Work to be completed – All the entries need to be quoted exactly, apart from the pictures, which you should drop.

Task material –

______

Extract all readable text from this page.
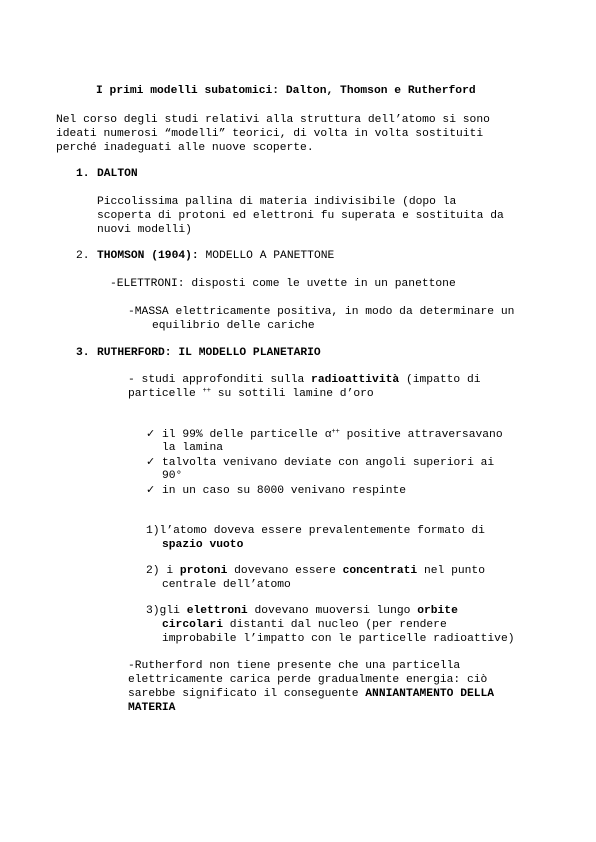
I primi modelli subatomici: Dalton, Thomson e Rutherford
Nel corso degli studi relativi alla struttura dell’atomo si sono
ideati numerosi “modelli” teorici, di volta in volta sostituiti
perché inadeguati alle nuove scoperte.
1. DALTON
Piccolissima pallina di materia indivisibile (dopo la
scoperta di protoni ed elettroni fu superata e sostituita da
nuovi modelli)
2. THOMSON (1904): MODELLO A PANETTONE
-ELETTRONI: disposti come le uvette in un panettone
-MASSA elettricamente positiva, in modo da determinare un
equilibrio delle cariche
3. RUTHERFORD: IL MODELLO PLANETARIO
- studi approfonditi sulla radioattività (impatto di
particelle ++ su sottili lamine d’oro
✓ il 99% delle particelle α++ positive attraversavano
la lamina
✓ talvolta venivano deviate con angoli superiori ai
90°
✓ in un caso su 8000 venivano respinte
1)l’atomo doveva essere prevalentemente formato di
spazio vuoto
2) i protoni dovevano essere concentrati nel punto
centrale dell’atomo
3)gli elettroni dovevano muoversi lungo orbite
circolari distanti dal nucleo (per rendere
improbabile l’impatto con le particelle radioattive)
-Rutherford non tiene presente che una particella
elettricamente carica perde gradualmente energia: ciò
sarebbe significato il conseguente ANNIANTAMENTO DELLA
MATERIA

______

Written response –
Extract all readable text from this page.
I primi modelli subatomici: Dalton, Thomson e Rutherford
Nel corso degli studi relativi alla struttura dell’atomo si sono
ideati numerosi “modelli” teorici, di volta in volta sostituiti
perché inadeguati alle nuove scoperte.
1. DALTON
Piccolissima pallina di materia indivisibile (dopo la
scoperta di protoni ed elettroni fu superata e sostituita da
nuovi modelli)
2. THOMSON (1904): MODELLO A PANETTONE
-ELETTRONI: disposti come le uvette in un panettone
-MASSA elettricamente positiva, in modo da determinare un
equilibrio delle cariche
3. RUTHERFORD: IL MODELLO PLANETARIO
- studi approfonditi sulla radioattività (impatto di
particelle ++ su sottili lamine d’oro
✓ il 99% delle particelle α++ positive attraversavano
la lamina
✓ talvolta venivano deviate con angoli superiori ai
90°
✓ in un caso su 8000 venivano respinte
1)l’atomo doveva essere prevalentemente formato di
spazio vuoto
2) i protoni dovevano essere concentrati nel punto
centrale dell’atomo
3)gli elettroni dovevano muoversi lungo orbite
circolari distanti dal nucleo (per rendere
improbabile l’impatto con le particelle radioattive)
-Rutherford non tiene presente che una particella
elettricamente carica perde gradualmente energia: ciò
sarebbe significato il conseguente ANNIANTAMENTO DELLA
MATERIA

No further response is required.